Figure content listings
○ ○ ○ ○ ○ ○ ○

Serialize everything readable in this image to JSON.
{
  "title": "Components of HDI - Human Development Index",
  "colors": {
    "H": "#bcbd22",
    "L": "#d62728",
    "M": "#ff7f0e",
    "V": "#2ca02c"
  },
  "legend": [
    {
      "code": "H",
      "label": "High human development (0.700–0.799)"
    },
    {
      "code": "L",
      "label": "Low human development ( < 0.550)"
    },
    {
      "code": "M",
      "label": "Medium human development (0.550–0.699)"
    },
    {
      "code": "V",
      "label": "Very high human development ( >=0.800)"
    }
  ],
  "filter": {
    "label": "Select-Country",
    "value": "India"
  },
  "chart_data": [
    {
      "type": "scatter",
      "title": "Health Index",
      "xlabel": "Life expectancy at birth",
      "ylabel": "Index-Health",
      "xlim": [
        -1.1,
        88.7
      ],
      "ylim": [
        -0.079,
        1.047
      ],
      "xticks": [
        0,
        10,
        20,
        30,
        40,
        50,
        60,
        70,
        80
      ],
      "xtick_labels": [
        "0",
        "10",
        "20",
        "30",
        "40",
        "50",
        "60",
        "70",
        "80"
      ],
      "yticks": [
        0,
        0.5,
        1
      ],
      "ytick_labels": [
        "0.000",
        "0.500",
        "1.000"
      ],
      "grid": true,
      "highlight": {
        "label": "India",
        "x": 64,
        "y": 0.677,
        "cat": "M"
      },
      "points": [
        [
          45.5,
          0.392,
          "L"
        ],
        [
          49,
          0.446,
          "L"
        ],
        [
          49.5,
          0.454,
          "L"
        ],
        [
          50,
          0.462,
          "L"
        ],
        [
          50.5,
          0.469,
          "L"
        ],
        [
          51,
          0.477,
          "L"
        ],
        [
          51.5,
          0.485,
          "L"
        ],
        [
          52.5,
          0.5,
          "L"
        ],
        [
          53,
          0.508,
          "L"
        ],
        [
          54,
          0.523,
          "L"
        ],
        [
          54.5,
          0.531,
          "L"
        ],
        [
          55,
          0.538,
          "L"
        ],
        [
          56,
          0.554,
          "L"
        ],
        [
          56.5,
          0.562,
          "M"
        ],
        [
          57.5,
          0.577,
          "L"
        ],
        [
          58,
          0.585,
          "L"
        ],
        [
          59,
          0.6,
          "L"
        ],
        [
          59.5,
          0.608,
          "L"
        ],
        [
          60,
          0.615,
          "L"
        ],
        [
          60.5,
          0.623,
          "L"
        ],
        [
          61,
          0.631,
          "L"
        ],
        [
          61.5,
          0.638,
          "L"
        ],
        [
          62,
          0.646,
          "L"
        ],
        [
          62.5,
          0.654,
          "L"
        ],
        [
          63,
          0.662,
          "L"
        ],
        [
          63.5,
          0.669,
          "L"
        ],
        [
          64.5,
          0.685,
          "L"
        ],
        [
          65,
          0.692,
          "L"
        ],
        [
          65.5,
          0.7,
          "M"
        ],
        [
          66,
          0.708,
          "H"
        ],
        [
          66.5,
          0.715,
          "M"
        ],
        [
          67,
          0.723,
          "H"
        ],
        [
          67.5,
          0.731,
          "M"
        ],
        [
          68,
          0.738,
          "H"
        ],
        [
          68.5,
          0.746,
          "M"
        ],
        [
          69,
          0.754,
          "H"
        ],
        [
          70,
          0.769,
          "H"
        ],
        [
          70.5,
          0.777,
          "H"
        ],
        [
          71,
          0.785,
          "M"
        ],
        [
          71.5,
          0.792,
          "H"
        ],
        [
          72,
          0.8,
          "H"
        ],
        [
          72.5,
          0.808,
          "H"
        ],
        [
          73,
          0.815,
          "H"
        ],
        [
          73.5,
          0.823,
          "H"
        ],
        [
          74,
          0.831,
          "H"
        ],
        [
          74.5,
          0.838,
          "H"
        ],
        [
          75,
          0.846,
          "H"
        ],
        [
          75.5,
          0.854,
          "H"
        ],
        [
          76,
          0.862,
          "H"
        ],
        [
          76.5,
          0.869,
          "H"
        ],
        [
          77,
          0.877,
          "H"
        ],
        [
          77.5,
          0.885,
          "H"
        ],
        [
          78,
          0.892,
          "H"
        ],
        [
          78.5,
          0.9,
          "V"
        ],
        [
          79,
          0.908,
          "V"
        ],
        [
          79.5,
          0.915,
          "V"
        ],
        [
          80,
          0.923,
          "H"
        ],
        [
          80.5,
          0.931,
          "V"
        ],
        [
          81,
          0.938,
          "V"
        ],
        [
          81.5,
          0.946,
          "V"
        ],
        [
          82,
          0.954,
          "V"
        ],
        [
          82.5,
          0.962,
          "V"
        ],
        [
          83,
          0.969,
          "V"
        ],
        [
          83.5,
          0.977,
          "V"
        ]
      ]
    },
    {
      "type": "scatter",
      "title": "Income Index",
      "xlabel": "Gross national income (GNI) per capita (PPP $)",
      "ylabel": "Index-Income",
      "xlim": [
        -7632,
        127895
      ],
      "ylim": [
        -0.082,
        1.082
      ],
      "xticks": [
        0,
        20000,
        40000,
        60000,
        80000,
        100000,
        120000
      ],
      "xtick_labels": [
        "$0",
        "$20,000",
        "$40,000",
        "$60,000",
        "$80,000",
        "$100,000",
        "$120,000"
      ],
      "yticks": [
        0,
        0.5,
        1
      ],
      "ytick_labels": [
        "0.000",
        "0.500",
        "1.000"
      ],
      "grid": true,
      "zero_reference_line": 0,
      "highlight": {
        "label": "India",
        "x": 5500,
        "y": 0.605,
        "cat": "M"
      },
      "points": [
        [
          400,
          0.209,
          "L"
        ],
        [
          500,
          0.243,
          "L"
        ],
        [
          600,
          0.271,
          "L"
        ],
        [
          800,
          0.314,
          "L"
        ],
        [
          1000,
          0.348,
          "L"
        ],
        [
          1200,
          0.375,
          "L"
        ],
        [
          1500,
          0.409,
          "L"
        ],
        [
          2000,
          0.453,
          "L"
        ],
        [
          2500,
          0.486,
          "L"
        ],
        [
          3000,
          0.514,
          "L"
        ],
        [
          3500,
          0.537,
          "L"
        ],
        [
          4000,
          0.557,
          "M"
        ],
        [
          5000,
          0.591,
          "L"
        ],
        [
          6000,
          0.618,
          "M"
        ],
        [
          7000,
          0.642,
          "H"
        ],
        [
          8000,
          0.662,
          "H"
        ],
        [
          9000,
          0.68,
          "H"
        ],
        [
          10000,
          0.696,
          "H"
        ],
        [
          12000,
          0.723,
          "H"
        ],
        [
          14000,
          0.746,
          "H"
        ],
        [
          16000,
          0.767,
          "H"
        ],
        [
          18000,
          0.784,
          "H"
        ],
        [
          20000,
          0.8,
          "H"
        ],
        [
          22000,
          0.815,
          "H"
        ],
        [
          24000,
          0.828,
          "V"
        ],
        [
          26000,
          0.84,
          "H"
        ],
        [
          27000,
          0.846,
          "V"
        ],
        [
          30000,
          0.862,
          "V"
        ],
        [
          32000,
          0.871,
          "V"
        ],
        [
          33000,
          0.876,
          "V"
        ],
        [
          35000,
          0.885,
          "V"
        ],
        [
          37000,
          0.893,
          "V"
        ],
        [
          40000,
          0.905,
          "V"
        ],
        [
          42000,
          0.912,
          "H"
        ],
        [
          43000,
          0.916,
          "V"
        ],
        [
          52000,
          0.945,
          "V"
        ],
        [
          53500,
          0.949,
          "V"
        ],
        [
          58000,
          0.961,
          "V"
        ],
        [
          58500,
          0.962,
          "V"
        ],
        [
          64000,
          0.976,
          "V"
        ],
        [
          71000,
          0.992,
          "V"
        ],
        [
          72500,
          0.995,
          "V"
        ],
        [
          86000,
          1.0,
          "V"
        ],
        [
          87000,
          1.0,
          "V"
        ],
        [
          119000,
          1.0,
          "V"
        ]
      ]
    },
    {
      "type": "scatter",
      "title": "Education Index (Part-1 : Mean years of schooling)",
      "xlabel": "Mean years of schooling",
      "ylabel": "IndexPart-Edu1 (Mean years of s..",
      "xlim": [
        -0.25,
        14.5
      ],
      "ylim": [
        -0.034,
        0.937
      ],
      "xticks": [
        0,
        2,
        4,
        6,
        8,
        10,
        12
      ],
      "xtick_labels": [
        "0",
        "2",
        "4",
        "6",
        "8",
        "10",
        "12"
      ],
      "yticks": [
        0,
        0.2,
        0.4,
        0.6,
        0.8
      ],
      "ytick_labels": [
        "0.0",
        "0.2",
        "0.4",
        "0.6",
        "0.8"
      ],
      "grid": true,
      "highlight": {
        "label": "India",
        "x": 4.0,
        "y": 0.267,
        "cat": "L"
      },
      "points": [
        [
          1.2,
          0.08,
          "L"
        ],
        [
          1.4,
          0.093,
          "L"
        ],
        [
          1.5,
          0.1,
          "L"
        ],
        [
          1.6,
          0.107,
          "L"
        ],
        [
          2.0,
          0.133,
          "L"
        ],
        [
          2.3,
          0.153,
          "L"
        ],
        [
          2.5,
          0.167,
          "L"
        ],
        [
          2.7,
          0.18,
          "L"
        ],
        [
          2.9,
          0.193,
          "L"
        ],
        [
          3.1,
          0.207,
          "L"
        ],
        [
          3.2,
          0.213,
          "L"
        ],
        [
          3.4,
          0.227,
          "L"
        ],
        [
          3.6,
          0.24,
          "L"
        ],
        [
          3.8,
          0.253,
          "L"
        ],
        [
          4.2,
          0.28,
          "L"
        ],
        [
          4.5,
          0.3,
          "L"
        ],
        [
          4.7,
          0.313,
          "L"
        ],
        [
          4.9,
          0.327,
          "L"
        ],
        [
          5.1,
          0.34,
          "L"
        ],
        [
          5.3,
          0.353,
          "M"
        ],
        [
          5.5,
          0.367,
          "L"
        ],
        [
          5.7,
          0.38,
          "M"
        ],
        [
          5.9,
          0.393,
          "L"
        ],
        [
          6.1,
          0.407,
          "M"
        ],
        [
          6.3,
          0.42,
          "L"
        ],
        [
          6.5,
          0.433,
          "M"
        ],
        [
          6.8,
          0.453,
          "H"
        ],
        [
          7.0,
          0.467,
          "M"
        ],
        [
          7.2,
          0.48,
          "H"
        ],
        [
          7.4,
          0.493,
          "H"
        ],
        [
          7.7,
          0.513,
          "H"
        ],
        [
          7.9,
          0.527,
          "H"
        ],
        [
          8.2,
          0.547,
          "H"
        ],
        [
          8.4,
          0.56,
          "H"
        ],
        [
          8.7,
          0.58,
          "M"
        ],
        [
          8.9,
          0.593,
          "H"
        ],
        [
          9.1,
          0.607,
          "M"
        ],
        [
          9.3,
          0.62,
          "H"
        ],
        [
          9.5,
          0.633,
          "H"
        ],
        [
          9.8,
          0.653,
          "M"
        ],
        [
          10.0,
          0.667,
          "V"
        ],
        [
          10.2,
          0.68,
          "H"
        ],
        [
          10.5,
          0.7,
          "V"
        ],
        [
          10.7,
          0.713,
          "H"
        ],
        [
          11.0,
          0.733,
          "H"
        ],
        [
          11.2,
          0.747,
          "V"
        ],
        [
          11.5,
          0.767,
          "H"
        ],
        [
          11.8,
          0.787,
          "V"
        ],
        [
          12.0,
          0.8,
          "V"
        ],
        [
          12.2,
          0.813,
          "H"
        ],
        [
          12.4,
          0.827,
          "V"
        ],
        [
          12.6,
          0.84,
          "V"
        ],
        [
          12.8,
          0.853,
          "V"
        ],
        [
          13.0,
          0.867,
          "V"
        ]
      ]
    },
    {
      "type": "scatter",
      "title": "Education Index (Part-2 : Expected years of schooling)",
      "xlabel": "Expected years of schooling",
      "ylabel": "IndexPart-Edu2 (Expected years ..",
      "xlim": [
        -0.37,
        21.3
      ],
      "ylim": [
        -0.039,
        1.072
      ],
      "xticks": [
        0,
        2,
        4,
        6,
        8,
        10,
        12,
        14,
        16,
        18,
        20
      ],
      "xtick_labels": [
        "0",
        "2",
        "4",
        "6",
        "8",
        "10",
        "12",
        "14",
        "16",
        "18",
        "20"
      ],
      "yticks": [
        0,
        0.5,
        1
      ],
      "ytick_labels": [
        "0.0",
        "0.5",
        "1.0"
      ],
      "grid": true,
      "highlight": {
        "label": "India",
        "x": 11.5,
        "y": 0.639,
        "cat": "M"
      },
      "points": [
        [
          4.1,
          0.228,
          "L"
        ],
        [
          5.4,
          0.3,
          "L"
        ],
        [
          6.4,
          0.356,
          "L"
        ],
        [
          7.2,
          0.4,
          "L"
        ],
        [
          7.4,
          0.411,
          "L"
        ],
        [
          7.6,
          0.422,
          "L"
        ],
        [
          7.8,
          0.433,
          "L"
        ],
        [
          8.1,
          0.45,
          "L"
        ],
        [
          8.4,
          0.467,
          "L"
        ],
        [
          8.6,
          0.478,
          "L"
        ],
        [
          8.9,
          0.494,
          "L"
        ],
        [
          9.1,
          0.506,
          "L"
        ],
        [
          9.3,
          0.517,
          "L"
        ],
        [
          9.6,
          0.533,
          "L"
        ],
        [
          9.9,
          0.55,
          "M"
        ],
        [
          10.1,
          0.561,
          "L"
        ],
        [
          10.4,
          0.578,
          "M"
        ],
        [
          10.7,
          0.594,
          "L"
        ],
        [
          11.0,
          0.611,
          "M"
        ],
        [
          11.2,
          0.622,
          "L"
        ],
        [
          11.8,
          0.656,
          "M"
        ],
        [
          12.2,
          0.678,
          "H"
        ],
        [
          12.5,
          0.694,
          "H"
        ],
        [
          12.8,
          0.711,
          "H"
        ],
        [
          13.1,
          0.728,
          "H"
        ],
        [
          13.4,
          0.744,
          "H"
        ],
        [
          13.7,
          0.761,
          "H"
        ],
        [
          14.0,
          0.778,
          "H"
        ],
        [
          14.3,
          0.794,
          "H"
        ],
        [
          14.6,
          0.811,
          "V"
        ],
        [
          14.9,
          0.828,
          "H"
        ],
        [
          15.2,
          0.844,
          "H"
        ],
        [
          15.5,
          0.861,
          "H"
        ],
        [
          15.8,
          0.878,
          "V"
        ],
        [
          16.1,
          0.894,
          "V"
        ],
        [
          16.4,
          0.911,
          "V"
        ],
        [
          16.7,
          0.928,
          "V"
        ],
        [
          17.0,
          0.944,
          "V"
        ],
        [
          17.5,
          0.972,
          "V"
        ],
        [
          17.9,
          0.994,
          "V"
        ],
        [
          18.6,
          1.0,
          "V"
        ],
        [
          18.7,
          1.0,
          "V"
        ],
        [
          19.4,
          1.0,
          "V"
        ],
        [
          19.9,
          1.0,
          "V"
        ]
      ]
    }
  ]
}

○ ○ ○ ○ ○ ○ ○

TO BE DONE: How many of the lines above include the string "Education"? Reply with the number by itself.

WRITTEN SOLUTION: 2